__Input data__
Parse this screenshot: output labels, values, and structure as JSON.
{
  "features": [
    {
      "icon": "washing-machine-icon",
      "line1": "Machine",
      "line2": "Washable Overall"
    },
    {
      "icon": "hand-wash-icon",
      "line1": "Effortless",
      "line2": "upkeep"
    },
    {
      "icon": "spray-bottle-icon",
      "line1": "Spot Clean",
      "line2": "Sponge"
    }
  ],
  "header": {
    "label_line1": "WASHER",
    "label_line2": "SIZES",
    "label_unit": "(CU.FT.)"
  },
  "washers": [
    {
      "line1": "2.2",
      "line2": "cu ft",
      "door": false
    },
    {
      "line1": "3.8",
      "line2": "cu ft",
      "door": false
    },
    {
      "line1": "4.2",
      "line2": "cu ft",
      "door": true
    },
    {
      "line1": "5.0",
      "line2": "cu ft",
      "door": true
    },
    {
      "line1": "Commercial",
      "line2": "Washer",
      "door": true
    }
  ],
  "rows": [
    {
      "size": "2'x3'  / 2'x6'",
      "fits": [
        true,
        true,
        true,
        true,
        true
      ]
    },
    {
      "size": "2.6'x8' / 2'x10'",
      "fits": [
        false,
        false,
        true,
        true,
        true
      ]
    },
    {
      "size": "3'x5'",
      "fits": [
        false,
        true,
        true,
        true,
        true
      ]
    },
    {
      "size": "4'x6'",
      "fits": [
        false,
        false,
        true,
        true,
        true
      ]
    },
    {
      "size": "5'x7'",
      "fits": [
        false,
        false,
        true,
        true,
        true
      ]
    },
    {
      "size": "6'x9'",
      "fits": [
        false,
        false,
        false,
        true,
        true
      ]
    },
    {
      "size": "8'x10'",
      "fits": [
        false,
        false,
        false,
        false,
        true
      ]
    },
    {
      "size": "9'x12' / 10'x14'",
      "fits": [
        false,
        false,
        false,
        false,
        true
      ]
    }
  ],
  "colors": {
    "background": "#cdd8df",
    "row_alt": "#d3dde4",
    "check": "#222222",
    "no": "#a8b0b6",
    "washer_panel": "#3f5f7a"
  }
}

__The task__
Locate the lines above that hold the word "icon". Show every one of them.

__Solution to this task__
      "icon": "washing-machine-icon",
      "icon": "hand-wash-icon",
      "icon": "spray-bottle-icon",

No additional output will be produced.